GOAL: Please reproduce every record, keeping each one exactly as written.

INFORMATION PROVIDED:
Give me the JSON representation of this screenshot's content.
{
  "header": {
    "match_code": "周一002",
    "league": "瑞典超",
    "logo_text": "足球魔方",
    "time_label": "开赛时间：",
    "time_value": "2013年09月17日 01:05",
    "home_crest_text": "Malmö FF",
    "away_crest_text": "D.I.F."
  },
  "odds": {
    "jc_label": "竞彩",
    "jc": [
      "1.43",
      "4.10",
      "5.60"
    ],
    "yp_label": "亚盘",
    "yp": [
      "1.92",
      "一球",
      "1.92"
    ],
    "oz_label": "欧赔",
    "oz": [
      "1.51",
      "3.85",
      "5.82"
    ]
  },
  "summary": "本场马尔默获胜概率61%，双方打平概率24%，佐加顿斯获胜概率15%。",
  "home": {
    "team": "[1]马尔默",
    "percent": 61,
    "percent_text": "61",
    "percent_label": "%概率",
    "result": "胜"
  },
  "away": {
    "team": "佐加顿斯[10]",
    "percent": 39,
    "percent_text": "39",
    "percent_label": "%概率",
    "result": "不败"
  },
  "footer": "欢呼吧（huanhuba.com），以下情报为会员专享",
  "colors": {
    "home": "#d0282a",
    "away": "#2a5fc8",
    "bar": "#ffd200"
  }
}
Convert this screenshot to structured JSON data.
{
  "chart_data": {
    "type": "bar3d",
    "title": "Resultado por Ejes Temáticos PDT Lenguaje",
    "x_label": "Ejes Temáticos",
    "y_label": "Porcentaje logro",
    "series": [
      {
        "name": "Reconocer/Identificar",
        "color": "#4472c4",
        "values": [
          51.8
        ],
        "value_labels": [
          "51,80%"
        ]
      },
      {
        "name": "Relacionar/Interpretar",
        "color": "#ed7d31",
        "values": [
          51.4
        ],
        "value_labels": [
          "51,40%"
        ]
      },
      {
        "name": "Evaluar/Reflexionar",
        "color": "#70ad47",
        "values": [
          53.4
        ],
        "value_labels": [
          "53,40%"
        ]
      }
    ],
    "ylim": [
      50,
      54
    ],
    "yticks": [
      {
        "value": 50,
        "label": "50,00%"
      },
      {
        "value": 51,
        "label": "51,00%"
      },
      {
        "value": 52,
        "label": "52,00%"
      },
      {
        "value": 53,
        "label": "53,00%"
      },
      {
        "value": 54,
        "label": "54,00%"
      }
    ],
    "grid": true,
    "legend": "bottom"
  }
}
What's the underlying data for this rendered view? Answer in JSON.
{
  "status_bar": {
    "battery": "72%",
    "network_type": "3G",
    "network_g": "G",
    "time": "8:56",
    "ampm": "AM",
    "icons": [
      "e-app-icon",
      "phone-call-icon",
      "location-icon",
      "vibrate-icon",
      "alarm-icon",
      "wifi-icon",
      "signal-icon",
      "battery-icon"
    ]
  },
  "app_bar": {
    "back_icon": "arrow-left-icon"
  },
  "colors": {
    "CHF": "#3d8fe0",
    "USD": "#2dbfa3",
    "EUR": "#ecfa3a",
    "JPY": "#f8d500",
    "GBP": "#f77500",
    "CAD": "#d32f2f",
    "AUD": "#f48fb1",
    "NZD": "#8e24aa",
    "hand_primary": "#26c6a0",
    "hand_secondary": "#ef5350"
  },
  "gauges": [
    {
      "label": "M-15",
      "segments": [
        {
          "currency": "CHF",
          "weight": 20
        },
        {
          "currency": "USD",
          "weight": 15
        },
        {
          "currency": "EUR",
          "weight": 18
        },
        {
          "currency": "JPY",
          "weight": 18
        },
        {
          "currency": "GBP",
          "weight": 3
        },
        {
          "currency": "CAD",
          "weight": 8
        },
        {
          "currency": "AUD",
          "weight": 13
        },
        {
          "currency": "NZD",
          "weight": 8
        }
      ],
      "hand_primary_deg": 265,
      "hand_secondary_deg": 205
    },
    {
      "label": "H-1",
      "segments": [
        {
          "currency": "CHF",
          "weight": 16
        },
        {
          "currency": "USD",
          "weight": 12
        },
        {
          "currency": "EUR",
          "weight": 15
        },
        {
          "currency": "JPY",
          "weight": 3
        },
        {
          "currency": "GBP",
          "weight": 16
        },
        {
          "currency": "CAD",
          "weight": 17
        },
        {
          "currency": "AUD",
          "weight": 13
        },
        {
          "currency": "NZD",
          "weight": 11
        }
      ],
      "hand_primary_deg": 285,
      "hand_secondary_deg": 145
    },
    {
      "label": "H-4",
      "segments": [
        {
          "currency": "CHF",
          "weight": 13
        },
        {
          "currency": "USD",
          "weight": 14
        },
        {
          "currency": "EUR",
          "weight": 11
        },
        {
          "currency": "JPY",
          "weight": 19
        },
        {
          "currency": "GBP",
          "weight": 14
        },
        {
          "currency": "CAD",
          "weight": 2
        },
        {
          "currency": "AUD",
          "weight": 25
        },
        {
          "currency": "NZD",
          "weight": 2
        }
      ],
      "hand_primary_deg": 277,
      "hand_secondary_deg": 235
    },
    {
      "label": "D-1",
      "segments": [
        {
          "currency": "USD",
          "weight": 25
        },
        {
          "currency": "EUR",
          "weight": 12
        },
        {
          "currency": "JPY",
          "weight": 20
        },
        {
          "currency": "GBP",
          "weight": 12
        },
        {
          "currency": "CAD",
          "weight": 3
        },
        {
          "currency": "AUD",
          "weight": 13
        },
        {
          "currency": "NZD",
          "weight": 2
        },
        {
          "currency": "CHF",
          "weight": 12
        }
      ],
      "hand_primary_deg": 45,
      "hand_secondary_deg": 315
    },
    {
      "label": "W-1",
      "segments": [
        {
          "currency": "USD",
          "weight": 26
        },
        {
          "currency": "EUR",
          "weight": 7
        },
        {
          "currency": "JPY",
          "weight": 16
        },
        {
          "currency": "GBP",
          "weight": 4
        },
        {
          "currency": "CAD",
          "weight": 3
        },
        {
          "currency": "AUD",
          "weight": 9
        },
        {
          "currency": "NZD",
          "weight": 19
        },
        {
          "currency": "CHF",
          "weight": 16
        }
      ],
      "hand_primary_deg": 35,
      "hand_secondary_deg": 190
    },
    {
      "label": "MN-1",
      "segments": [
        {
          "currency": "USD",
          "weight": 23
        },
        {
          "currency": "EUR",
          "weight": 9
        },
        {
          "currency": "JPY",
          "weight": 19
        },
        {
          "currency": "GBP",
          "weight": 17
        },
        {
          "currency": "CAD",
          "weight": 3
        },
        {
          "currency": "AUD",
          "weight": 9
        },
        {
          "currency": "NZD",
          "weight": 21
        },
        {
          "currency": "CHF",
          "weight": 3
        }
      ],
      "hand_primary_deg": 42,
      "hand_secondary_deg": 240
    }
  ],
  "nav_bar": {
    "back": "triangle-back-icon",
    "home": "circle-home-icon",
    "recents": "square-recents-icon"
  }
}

THE RESULT:
Give me the JSON representation of this screenshot's content.
{
  "header": {
    "match_code": "周一002",
    "league": "瑞典超",
    "logo_text": "足球魔方",
    "time_label": "开赛时间：",
    "time_value": "2013年09月17日 01:05",
    "home_crest_text": "Malmö FF",
    "away_crest_text": "D.I.F."
  },
  "odds": {
    "jc_label": "竞彩",
    "jc": [
      "1.43",
      "4.10",
      "5.60"
    ],
    "yp_label": "亚盘",
    "yp": [
      "1.92",
      "一球",
      "1.92"
    ],
    "oz_label": "欧赔",
    "oz": [
      "1.51",
      "3.85",
      "5.82"
    ]
  },
  "summary": "本场马尔默获胜概率61%，双方打平概率24%，佐加顿斯获胜概率15%。",
  "home": {
    "team": "[1]马尔默",
    "percent": 61,
    "percent_text": "61",
    "percent_label": "%概率",
    "result": "胜"
  },
  "away": {
    "team": "佐加顿斯[10]",
    "percent": 39,
    "percent_text": "39",
    "percent_label": "%概率",
    "result": "不败"
  },
  "footer": "欢呼吧（huanhuba.com），以下情报为会员专享",
  "colors": {
    "home": "#d0282a",
    "away": "#2a5fc8",
    "bar": "#ffd200"
  }
}
Convert this screenshot to structured JSON data.
{
  "chart_data": {
    "type": "bar3d",
    "title": "Resultado por Ejes Temáticos PDT Lenguaje",
    "x_label": "Ejes Temáticos",
    "y_label": "Porcentaje logro",
    "series": [
      {
        "name": "Reconocer/Identificar",
        "color": "#4472c4",
        "values": [
          51.8
        ],
        "value_labels": [
          "51,80%"
        ]
      },
      {
        "name": "Relacionar/Interpretar",
        "color": "#ed7d31",
        "values": [
          51.4
        ],
        "value_labels": [
          "51,40%"
        ]
      },
      {
        "name": "Evaluar/Reflexionar",
        "color": "#70ad47",
        "values": [
          53.4
        ],
        "value_labels": [
          "53,40%"
        ]
      }
    ],
    "ylim": [
      50,
      54
    ],
    "yticks": [
      {
        "value": 50,
        "label": "50,00%"
      },
      {
        "value": 51,
        "label": "51,00%"
      },
      {
        "value": 52,
        "label": "52,00%"
      },
      {
        "value": 53,
        "label": "53,00%"
      },
      {
        "value": 54,
        "label": "54,00%"
      }
    ],
    "grid": true,
    "legend": "bottom"
  }
}
What's the underlying data for this rendered view? Answer in JSON.
{
  "status_bar": {
    "battery": "72%",
    "network_type": "3G",
    "network_g": "G",
    "time": "8:56",
    "ampm": "AM",
    "icons": [
      "e-app-icon",
      "phone-call-icon",
      "location-icon",
      "vibrate-icon",
      "alarm-icon",
      "wifi-icon",
      "signal-icon",
      "battery-icon"
    ]
  },
  "app_bar": {
    "back_icon": "arrow-left-icon"
  },
  "colors": {
    "CHF": "#3d8fe0",
    "USD": "#2dbfa3",
    "EUR": "#ecfa3a",
    "JPY": "#f8d500",
    "GBP": "#f77500",
    "CAD": "#d32f2f",
    "AUD": "#f48fb1",
    "NZD": "#8e24aa",
    "hand_primary": "#26c6a0",
    "hand_secondary": "#ef5350"
  },
  "gauges": [
    {
      "label": "M-15",
      "segments": [
        {
          "currency": "CHF",
          "weight": 20
        },
        {
          "currency": "USD",
          "weight": 15
        },
        {
          "currency": "EUR",
          "weight": 18
        },
        {
          "currency": "JPY",
          "weight": 18
        },
        {
          "currency": "GBP",
          "weight": 3
        },
        {
          "currency": "CAD",
          "weight": 8
        },
        {
          "currency": "AUD",
          "weight": 13
        },
        {
          "currency": "NZD",
          "weight": 8
        }
      ],
      "hand_primary_deg": 265,
      "hand_secondary_deg": 205
    },
    {
      "label": "H-1",
      "segments": [
        {
          "currency": "CHF",
          "weight": 16
        },
        {
          "currency": "USD",
          "weight": 12
        },
        {
          "currency": "EUR",
          "weight": 15
        },
        {
          "currency": "JPY",
          "weight": 3
        },
        {
          "currency": "GBP",
          "weight": 16
        },
        {
          "currency": "CAD",
          "weight": 17
        },
        {
          "currency": "AUD",
          "weight": 13
        },
        {
          "currency": "NZD",
          "weight": 11
        }
      ],
      "hand_primary_deg": 285,
      "hand_secondary_deg": 145
    },
    {
      "label": "H-4",
      "segments": [
        {
          "currency": "CHF",
          "weight": 13
        },
        {
          "currency": "USD",
          "weight": 14
        },
        {
          "currency": "EUR",
          "weight": 11
        },
        {
          "currency": "JPY",
          "weight": 19
        },
        {
          "currency": "GBP",
          "weight": 14
        },
        {
          "currency": "CAD",
          "weight": 2
        },
        {
          "currency": "AUD",
          "weight": 25
        },
        {
          "currency": "NZD",
          "weight": 2
        }
      ],
      "hand_primary_deg": 277,
      "hand_secondary_deg": 235
    },
    {
      "label": "D-1",
      "segments": [
        {
          "currency": "USD",
          "weight": 25
        },
        {
          "currency": "EUR",
          "weight": 12
        },
        {
          "currency": "JPY",
          "weight": 20
        },
        {
          "currency": "GBP",
          "weight": 12
        },
        {
          "currency": "CAD",
          "weight": 3
        },
        {
          "currency": "AUD",
          "weight": 13
        },
        {
          "currency": "NZD",
          "weight": 2
        },
        {
          "currency": "CHF",
          "weight": 12
        }
      ],
      "hand_primary_deg": 45,
      "hand_secondary_deg": 315
    },
    {
      "label": "W-1",
      "segments": [
        {
          "currency": "USD",
          "weight": 26
        },
        {
          "currency": "EUR",
          "weight": 7
        },
        {
          "currency": "JPY",
          "weight": 16
        },
        {
          "currency": "GBP",
          "weight": 4
        },
        {
          "currency": "CAD",
          "weight": 3
        },
        {
          "currency": "AUD",
          "weight": 9
        },
        {
          "currency": "NZD",
          "weight": 19
        },
        {
          "currency": "CHF",
          "weight": 16
        }
      ],
      "hand_primary_deg": 35,
      "hand_secondary_deg": 190
    },
    {
      "label": "MN-1",
      "segments": [
        {
          "currency": "USD",
          "weight": 23
        },
        {
          "currency": "EUR",
          "weight": 9
        },
        {
          "currency": "JPY",
          "weight": 19
        },
        {
          "currency": "GBP",
          "weight": 17
        },
        {
          "currency": "CAD",
          "weight": 3
        },
        {
          "currency": "AUD",
          "weight": 9
        },
        {
          "currency": "NZD",
          "weight": 21
        },
        {
          "currency": "CHF",
          "weight": 3
        }
      ],
      "hand_primary_deg": 42,
      "hand_secondary_deg": 240
    }
  ],
  "nav_bar": {
    "back": "triangle-back-icon",
    "home": "circle-home-icon",
    "recents": "square-recents-icon"
  }
}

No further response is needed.